[start SOURCE TEXT]
The first sixth-graders to enroll at Nampa Classical Academy will begin learning Latin. The ninth-graders will delve into the history of Western civilization, with the Bible included as a primary source of teaching material.

The Bible will be taught for its literary and historic qualities, as part of a secular education program, headmaster Val Bush said.

"Some people are rather bigoted; they say you can use everything but that," Bush said. "We say, 'Why?' "

The academy is slated to become the third-largest public charter school in Idaho when it opens this fall.

Portable classrooms on a 17-acre property across town from the New Heart Fellowship Church, where the school is temporarily renting office space, will hold 557 students in kindergarten through ninth grade.

Two months before classes begin, three people have complained to the state that the public charter school appears rooted in Christian beliefs, academy founder Isaac Moffett said.

"We are not a religious school," he said, and students will not receive religious instruction.

Nampa Classical Academy will offer an education grounded in grammar, logic, rhetoric, arithmetic, geometry, music and astronomy, Moffett said.

Moffett, 36, attended the College of Southern Idaho and Boise State University before completing a social and behavioral science degree two years ago at a satellite campus of George Fox University, a private Oregon-based Christian school. He finished his teaching degree at Lewis-Clark State College in northern Idaho last year.
[end SOURCE TEXT]
[start DATASET ROWS]
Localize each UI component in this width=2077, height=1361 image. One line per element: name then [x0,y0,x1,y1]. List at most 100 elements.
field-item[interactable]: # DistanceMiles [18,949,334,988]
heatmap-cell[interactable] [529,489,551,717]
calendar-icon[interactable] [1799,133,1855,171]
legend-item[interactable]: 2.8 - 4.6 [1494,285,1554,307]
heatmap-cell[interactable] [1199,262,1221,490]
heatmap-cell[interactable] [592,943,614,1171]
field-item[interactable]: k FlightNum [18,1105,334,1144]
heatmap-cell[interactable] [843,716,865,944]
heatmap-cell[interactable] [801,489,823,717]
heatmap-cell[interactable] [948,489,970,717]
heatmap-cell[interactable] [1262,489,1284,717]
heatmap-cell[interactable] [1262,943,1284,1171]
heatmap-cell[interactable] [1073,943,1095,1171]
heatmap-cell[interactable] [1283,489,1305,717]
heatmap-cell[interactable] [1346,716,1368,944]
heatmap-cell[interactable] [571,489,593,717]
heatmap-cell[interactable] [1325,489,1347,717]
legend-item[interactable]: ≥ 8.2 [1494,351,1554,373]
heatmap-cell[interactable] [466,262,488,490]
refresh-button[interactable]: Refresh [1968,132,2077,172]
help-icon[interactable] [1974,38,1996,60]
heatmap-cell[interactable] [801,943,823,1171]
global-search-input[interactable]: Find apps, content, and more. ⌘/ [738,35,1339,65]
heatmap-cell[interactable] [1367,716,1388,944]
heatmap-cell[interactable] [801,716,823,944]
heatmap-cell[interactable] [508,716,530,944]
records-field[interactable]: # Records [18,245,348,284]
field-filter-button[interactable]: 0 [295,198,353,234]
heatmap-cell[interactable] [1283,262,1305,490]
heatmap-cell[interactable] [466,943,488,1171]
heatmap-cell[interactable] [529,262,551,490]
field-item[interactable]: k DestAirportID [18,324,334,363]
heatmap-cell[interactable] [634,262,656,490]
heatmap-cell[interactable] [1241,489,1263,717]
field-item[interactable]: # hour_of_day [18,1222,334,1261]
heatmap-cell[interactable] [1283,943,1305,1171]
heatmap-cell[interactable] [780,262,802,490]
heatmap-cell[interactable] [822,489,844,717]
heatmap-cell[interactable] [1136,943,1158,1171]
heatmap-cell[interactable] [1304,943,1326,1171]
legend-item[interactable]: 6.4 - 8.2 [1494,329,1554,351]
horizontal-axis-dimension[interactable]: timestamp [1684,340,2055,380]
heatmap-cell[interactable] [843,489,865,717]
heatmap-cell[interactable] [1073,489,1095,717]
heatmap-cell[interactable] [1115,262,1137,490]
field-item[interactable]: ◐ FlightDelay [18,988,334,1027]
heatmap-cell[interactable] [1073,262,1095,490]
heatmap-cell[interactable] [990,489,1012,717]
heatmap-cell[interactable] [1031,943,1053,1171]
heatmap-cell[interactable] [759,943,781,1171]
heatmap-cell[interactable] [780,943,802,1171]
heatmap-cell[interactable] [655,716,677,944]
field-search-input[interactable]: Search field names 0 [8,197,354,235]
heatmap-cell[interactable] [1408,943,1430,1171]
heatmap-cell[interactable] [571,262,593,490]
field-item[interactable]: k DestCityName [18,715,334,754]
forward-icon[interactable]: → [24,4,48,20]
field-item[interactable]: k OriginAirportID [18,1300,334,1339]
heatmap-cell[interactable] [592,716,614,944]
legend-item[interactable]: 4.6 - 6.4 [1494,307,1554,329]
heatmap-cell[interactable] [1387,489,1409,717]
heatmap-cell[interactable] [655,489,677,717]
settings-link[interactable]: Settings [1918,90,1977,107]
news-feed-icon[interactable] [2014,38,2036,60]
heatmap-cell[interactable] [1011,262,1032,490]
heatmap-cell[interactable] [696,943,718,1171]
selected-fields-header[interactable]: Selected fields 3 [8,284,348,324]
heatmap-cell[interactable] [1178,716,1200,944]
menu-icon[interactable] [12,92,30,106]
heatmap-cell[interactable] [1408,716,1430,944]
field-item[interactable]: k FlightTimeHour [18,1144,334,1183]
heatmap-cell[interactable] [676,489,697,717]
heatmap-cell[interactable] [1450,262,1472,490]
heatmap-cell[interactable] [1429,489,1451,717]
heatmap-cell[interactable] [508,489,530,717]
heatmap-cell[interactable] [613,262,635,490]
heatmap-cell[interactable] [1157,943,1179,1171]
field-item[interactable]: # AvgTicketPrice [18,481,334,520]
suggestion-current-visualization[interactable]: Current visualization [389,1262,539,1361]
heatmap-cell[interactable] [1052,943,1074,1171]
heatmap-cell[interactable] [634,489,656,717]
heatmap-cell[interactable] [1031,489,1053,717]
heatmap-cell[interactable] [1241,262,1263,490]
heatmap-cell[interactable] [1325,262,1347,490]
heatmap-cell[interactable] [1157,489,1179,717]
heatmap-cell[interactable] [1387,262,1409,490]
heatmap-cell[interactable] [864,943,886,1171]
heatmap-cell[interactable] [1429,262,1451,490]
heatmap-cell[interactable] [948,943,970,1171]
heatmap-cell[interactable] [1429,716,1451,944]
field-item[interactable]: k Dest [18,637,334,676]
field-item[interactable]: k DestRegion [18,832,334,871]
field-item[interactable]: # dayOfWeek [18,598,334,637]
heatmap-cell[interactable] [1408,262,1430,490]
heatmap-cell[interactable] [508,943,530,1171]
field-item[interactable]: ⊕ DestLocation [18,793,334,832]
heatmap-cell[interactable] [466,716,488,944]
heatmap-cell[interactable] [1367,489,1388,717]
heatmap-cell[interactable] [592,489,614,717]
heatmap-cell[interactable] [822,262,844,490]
[end DATASET ROWS]
PARTS OF THE EXERCISE:
1. According to the article about Nampa Classical Academy, how many students will the portable classrooms hold?
2. Reproduce the passage of the article about Nampa Classical Academy from "The academy is" to "astronomy, Moffett said.".

FINAL RESULTS:
1. 557 students, in kindergarten through ninth grade.

2.
The academy is slated to become the third-largest public charter school in Idaho when it opens this fall.

Portable classrooms on a 17-acre property across town from the New Heart Fellowship Church, where the school is temporarily renting office space, will hold 557 students in kindergarten through ninth grade.

Two months before classes begin, three people have complained to the state that the public charter school appears rooted in Christian beliefs, academy founder Isaac Moffett said.

"We are not a religious school," he said, and students will not receive religious instruction.

Nampa Classical Academy will offer an education grounded in grammar, logic, rhetoric, arithmetic, geometry, music and astronomy, Moffett said.